Records follow. Copy every line with "only".

__Extracted records__:

-- START --

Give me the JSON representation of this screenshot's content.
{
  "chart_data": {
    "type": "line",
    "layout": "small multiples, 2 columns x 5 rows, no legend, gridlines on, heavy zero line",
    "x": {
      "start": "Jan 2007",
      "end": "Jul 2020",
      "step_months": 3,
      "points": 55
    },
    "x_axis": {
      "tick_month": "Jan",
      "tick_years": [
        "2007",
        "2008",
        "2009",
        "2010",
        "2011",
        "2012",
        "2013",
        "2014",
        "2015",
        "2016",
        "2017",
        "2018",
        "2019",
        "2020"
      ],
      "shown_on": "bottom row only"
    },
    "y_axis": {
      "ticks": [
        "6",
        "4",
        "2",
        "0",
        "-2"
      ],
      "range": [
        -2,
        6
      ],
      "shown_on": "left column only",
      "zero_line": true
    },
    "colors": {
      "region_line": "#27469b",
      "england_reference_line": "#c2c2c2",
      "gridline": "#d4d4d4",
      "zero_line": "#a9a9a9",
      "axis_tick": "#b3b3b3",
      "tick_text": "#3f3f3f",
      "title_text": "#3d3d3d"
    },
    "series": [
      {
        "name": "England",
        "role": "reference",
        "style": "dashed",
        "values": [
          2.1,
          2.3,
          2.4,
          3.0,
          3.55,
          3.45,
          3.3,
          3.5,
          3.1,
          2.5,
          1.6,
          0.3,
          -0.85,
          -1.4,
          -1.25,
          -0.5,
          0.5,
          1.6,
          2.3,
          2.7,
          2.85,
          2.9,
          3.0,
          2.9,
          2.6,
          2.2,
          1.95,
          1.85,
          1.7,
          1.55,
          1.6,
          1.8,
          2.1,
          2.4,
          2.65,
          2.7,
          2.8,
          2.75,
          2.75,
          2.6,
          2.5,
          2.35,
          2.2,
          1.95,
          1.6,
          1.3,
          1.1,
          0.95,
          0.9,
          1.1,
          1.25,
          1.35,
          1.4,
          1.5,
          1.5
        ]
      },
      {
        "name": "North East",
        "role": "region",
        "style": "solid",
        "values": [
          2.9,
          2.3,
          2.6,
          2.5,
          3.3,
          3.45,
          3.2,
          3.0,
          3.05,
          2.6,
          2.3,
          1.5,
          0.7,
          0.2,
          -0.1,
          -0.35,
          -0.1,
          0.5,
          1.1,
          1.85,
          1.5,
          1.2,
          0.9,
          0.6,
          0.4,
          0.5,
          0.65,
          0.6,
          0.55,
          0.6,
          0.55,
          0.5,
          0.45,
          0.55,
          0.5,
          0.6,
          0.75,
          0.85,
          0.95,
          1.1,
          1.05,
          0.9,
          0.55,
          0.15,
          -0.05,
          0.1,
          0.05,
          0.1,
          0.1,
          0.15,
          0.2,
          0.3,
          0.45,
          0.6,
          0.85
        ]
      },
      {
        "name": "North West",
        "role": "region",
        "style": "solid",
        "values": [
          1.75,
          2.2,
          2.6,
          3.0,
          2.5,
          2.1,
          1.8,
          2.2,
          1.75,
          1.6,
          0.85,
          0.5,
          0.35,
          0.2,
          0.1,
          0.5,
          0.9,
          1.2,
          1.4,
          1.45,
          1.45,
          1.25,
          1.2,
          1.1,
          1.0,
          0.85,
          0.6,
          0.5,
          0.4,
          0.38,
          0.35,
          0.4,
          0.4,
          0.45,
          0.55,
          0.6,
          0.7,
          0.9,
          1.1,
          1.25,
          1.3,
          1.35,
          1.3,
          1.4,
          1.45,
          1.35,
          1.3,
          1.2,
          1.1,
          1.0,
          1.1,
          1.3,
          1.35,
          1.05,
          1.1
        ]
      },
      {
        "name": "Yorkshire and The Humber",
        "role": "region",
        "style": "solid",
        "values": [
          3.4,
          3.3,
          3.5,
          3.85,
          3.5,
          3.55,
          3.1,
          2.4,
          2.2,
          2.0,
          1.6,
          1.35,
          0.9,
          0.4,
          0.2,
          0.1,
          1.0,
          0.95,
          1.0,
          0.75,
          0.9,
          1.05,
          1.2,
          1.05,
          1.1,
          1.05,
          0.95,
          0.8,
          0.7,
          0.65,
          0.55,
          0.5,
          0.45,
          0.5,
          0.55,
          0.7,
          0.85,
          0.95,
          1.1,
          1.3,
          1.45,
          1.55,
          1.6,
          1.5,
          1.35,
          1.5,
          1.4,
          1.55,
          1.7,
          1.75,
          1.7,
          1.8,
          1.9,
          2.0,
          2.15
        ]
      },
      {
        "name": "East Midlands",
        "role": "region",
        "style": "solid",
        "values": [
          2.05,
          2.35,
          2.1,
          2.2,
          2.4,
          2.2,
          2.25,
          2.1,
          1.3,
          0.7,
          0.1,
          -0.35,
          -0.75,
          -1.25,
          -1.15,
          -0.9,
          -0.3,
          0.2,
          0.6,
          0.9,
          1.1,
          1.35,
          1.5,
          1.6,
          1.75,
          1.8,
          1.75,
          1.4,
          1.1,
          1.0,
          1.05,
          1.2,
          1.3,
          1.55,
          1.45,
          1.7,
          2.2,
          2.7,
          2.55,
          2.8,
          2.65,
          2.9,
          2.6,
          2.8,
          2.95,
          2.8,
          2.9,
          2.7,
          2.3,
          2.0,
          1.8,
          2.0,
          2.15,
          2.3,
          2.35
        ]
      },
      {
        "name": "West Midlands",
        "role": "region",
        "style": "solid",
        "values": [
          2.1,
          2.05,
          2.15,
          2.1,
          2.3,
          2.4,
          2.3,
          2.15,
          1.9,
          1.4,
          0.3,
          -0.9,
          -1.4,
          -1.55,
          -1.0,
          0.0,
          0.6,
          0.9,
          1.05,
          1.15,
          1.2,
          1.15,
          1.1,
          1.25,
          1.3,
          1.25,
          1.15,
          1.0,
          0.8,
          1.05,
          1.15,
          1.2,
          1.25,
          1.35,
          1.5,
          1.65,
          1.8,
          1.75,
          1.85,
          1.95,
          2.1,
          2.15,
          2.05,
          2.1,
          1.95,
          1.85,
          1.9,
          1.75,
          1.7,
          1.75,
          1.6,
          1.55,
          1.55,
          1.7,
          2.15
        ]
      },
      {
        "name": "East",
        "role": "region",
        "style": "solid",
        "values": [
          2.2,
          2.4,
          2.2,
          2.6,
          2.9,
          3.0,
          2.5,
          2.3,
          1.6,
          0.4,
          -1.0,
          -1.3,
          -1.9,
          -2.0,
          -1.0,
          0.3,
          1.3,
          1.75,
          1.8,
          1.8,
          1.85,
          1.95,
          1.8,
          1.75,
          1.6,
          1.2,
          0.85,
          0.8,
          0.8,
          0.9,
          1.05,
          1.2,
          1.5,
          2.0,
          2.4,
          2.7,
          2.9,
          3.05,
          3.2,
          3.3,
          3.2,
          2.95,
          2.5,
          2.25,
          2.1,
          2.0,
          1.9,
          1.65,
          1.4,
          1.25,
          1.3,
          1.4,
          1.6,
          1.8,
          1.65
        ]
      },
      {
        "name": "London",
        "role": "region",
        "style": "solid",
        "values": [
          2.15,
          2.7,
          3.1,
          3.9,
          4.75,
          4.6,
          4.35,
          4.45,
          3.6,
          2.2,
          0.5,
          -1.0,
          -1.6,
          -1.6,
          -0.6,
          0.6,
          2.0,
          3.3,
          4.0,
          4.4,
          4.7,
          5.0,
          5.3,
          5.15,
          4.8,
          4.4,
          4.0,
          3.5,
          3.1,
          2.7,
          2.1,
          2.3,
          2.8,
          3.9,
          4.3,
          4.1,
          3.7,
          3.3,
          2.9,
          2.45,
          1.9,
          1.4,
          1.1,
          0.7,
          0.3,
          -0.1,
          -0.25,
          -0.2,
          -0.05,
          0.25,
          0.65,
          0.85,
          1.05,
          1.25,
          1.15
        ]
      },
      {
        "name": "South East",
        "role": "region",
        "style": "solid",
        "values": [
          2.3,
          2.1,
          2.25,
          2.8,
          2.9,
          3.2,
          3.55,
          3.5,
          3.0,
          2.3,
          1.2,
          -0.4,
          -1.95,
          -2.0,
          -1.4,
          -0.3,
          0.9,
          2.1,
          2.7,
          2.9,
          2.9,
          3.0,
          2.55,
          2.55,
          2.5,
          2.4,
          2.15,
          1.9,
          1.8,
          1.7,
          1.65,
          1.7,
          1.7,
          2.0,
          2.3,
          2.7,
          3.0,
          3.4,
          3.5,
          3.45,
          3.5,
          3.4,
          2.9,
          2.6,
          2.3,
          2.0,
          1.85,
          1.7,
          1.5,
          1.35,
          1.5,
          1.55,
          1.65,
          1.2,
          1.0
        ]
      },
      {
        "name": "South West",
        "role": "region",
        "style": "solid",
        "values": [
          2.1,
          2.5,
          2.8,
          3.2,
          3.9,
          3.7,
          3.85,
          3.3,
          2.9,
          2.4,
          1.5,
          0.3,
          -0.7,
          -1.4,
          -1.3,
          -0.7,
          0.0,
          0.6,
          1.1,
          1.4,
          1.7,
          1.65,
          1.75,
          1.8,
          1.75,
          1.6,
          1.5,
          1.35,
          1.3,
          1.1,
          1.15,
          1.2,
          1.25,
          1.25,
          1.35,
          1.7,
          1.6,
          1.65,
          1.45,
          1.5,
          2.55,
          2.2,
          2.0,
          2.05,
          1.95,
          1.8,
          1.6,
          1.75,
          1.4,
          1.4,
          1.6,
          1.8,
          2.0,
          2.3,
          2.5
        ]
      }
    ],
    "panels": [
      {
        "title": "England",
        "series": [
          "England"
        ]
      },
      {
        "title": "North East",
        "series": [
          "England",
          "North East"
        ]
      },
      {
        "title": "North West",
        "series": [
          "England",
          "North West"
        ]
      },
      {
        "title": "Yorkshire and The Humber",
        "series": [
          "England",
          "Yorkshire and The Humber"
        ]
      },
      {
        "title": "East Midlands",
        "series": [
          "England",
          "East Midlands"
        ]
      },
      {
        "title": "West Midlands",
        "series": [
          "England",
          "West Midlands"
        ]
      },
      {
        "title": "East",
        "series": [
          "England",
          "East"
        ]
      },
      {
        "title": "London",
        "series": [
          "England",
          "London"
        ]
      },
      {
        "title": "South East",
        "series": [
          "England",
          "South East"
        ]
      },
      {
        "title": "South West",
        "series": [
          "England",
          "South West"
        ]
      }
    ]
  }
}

-- END --

__Exercise answer__:
      "shown_on": "bottom row only"
      "shown_on": "left column only",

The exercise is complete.